◆ TASK BRIEF:
All of the entries must be reproduced exactly, with no images carried over.
☆ ☆ ☆ ☆
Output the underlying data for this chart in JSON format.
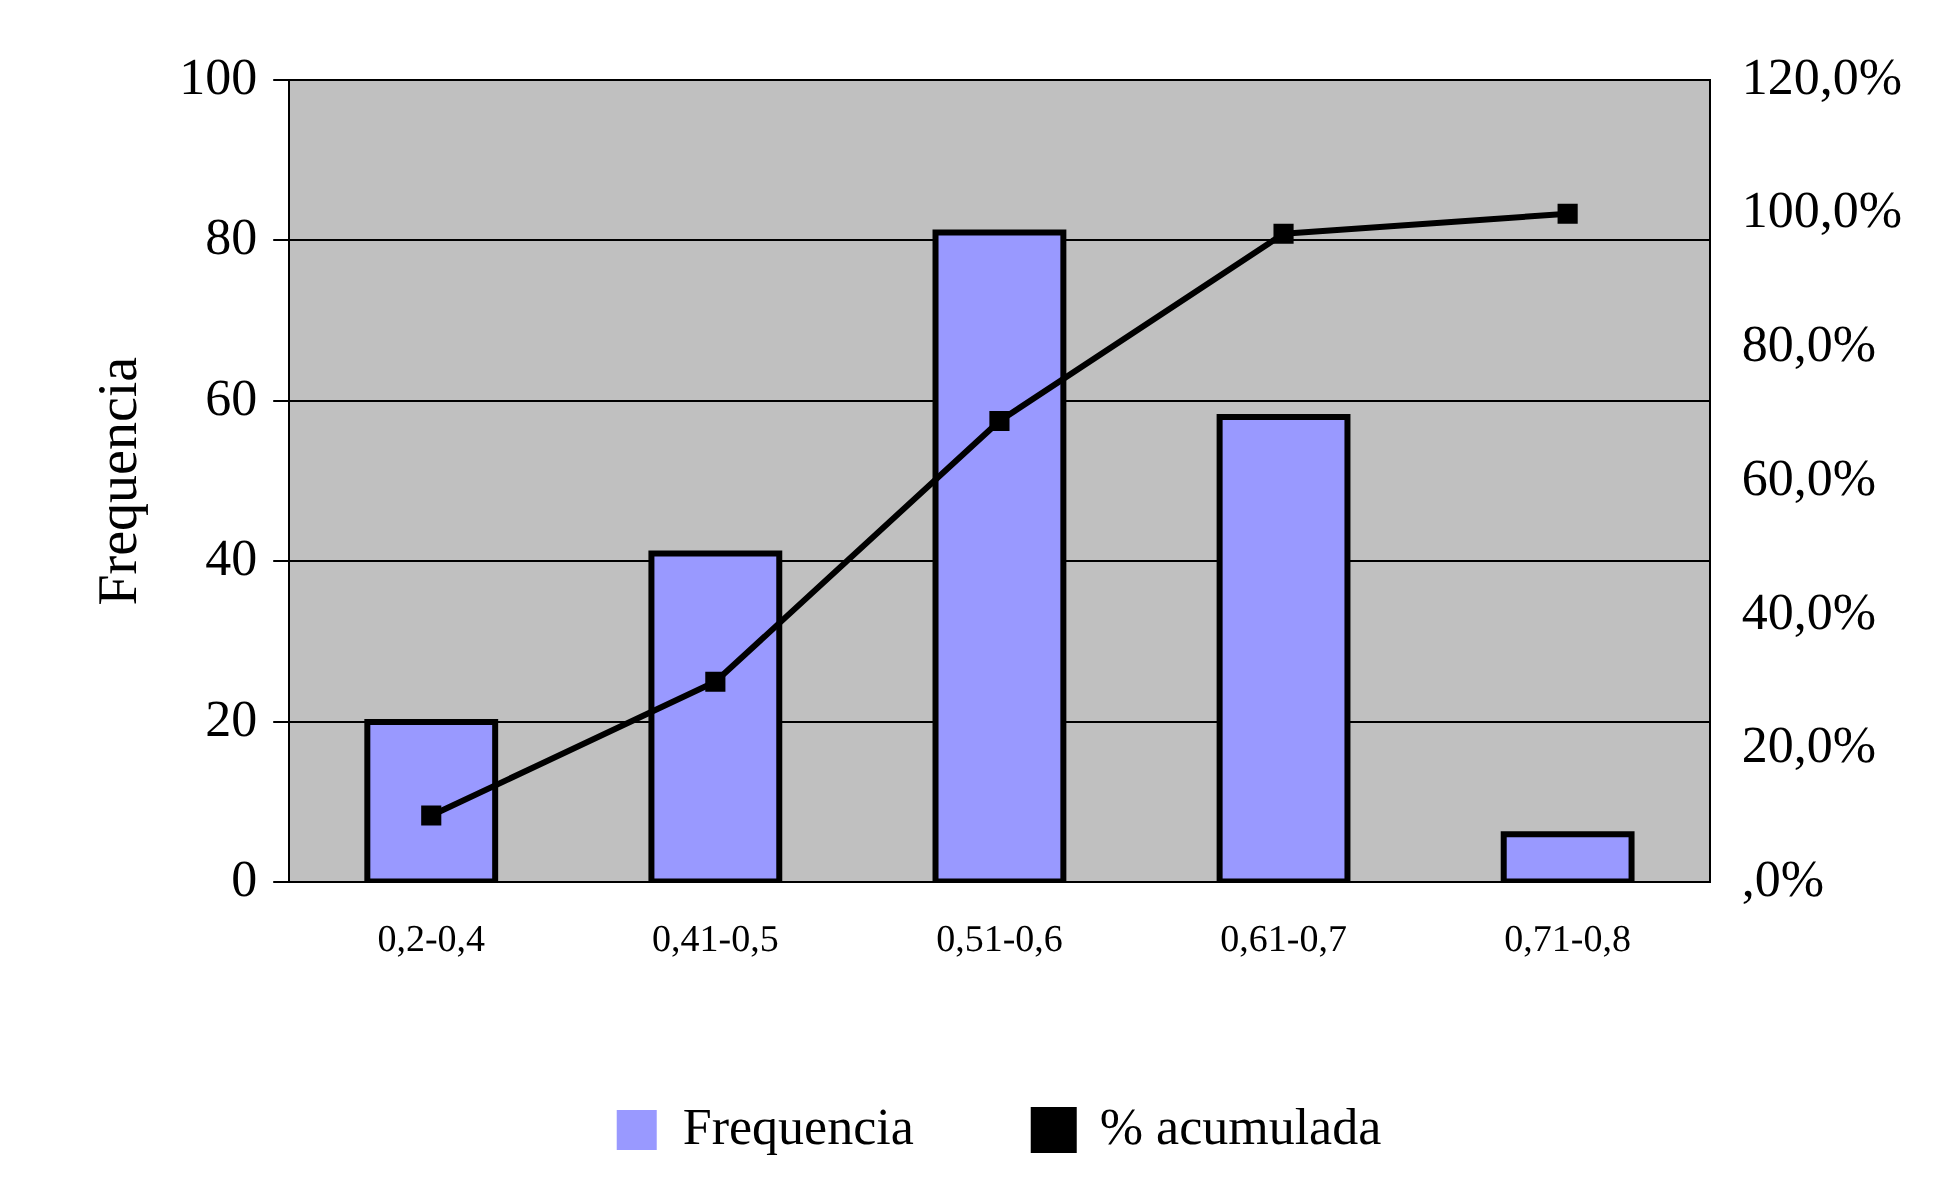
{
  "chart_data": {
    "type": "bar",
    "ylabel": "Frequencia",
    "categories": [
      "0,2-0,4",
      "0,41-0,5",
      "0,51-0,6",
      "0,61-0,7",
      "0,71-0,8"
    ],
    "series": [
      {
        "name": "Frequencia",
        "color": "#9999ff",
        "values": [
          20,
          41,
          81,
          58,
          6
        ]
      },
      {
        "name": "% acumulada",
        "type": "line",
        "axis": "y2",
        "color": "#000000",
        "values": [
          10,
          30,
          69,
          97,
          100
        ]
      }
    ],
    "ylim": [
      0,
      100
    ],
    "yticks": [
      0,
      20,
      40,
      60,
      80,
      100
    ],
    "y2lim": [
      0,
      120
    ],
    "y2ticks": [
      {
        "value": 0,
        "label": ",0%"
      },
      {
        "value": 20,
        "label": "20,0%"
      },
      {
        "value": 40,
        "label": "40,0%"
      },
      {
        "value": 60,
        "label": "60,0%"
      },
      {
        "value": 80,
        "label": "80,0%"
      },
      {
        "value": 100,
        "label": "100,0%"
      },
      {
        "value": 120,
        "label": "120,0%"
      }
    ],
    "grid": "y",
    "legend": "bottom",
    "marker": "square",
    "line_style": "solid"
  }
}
☆ ☆ ☆ ☆
◆ ANSWER TO THIS TASK:
Output the underlying data for this chart in JSON format.
{
  "chart_data": {
    "type": "bar",
    "ylabel": "Frequencia",
    "categories": [
      "0,2-0,4",
      "0,41-0,5",
      "0,51-0,6",
      "0,61-0,7",
      "0,71-0,8"
    ],
    "series": [
      {
        "name": "Frequencia",
        "color": "#9999ff",
        "values": [
          20,
          41,
          81,
          58,
          6
        ]
      },
      {
        "name": "% acumulada",
        "type": "line",
        "axis": "y2",
        "color": "#000000",
        "values": [
          10,
          30,
          69,
          97,
          100
        ]
      }
    ],
    "ylim": [
      0,
      100
    ],
    "yticks": [
      0,
      20,
      40,
      60,
      80,
      100
    ],
    "y2lim": [
      0,
      120
    ],
    "y2ticks": [
      {
        "value": 0,
        "label": ",0%"
      },
      {
        "value": 20,
        "label": "20,0%"
      },
      {
        "value": 40,
        "label": "40,0%"
      },
      {
        "value": 60,
        "label": "60,0%"
      },
      {
        "value": 80,
        "label": "80,0%"
      },
      {
        "value": 100,
        "label": "100,0%"
      },
      {
        "value": 120,
        "label": "120,0%"
      }
    ],
    "grid": "y",
    "legend": "bottom",
    "marker": "square",
    "line_style": "solid"
  }
}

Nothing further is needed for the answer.